TASK DESCRIPTION:
For the data below, report only the number of lines containing the string "para".

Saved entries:
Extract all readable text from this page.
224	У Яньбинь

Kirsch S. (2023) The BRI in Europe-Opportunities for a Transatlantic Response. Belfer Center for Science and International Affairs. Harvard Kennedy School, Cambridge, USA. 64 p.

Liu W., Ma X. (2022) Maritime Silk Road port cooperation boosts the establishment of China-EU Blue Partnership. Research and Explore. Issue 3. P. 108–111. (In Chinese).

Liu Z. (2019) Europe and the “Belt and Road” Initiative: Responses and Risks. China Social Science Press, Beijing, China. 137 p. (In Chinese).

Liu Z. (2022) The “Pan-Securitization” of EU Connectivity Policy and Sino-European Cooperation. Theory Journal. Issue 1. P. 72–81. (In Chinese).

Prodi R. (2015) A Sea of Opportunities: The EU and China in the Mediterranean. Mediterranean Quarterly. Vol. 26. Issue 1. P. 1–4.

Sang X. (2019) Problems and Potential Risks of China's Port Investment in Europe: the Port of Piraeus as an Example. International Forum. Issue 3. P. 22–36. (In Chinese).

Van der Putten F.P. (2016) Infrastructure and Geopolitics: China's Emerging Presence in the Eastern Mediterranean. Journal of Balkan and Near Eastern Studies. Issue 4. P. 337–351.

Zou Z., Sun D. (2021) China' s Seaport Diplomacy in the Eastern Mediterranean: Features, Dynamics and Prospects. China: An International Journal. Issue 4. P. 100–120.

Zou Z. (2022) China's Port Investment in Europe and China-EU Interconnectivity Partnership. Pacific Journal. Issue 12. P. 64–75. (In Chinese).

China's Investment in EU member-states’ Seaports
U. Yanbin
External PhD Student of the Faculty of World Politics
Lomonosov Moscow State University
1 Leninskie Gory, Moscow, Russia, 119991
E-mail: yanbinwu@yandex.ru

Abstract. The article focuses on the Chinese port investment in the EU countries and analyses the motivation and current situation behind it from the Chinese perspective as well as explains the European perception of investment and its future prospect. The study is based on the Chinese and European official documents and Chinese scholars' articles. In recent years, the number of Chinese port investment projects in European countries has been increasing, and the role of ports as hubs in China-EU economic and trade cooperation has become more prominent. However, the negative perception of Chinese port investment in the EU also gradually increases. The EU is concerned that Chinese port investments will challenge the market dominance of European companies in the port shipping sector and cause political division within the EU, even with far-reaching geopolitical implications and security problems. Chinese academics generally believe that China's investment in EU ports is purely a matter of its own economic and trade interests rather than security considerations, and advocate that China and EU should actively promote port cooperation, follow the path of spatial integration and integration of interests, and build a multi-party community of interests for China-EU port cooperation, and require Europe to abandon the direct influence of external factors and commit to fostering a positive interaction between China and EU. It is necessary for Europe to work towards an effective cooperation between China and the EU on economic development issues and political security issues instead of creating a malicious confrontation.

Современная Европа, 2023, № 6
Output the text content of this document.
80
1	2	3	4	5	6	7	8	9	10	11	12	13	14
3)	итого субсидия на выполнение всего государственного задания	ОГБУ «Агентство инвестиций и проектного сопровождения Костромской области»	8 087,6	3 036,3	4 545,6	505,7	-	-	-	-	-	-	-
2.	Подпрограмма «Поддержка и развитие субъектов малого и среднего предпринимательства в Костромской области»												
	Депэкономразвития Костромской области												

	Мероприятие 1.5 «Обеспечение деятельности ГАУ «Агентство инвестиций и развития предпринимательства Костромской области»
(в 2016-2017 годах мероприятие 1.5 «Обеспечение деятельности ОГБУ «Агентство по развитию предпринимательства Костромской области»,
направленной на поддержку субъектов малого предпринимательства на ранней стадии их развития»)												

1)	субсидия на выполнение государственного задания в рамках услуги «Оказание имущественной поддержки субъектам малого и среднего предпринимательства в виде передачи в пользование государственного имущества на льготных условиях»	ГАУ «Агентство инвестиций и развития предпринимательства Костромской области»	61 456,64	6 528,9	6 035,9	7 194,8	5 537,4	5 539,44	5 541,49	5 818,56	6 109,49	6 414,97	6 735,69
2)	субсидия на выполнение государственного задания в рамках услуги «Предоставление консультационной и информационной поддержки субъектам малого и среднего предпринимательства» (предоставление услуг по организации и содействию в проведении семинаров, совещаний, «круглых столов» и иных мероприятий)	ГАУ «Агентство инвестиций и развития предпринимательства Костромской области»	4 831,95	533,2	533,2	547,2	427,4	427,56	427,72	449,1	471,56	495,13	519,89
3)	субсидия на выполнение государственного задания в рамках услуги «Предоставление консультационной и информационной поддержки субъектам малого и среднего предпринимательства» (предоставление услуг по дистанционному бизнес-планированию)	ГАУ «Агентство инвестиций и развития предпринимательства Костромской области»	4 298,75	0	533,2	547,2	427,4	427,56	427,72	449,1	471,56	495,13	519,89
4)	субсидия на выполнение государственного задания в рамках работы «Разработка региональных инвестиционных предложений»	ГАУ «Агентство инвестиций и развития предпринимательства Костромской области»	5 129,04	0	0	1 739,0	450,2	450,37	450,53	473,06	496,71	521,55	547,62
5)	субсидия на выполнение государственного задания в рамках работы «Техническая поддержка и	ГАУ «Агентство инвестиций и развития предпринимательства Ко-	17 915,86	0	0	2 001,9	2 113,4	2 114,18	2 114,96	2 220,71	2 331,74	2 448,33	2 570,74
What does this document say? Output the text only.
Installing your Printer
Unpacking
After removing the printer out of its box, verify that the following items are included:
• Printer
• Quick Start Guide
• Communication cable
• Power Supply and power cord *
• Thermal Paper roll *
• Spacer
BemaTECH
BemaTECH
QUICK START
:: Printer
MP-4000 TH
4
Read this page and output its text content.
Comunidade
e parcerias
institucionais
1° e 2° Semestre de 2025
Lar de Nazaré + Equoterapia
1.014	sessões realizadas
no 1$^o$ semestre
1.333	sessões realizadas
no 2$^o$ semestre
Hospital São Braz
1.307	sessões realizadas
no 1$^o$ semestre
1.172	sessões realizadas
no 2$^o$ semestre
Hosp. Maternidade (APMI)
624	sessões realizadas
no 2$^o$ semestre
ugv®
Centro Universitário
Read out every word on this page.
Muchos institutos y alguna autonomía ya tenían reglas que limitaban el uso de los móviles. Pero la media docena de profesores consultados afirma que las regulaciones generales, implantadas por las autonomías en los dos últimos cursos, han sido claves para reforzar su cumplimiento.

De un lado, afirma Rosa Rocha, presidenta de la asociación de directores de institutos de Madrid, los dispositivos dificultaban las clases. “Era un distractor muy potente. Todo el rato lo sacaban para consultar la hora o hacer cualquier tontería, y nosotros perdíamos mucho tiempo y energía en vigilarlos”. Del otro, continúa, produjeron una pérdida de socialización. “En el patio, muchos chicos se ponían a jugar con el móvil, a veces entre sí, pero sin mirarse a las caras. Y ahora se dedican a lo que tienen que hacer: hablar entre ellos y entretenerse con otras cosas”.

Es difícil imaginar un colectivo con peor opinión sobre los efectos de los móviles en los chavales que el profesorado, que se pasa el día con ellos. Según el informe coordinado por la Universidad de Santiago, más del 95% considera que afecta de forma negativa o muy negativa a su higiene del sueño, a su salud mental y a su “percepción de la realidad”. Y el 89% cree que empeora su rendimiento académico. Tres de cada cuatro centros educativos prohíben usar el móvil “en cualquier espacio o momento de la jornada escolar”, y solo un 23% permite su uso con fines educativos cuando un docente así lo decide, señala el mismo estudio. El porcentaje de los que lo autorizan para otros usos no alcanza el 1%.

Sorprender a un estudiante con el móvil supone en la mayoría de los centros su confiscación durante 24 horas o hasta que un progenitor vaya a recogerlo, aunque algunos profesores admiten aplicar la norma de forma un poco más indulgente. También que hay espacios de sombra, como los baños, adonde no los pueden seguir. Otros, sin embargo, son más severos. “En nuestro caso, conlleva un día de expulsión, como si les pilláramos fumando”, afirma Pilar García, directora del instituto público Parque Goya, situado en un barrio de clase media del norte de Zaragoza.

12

EXERCISE ANSWER:
3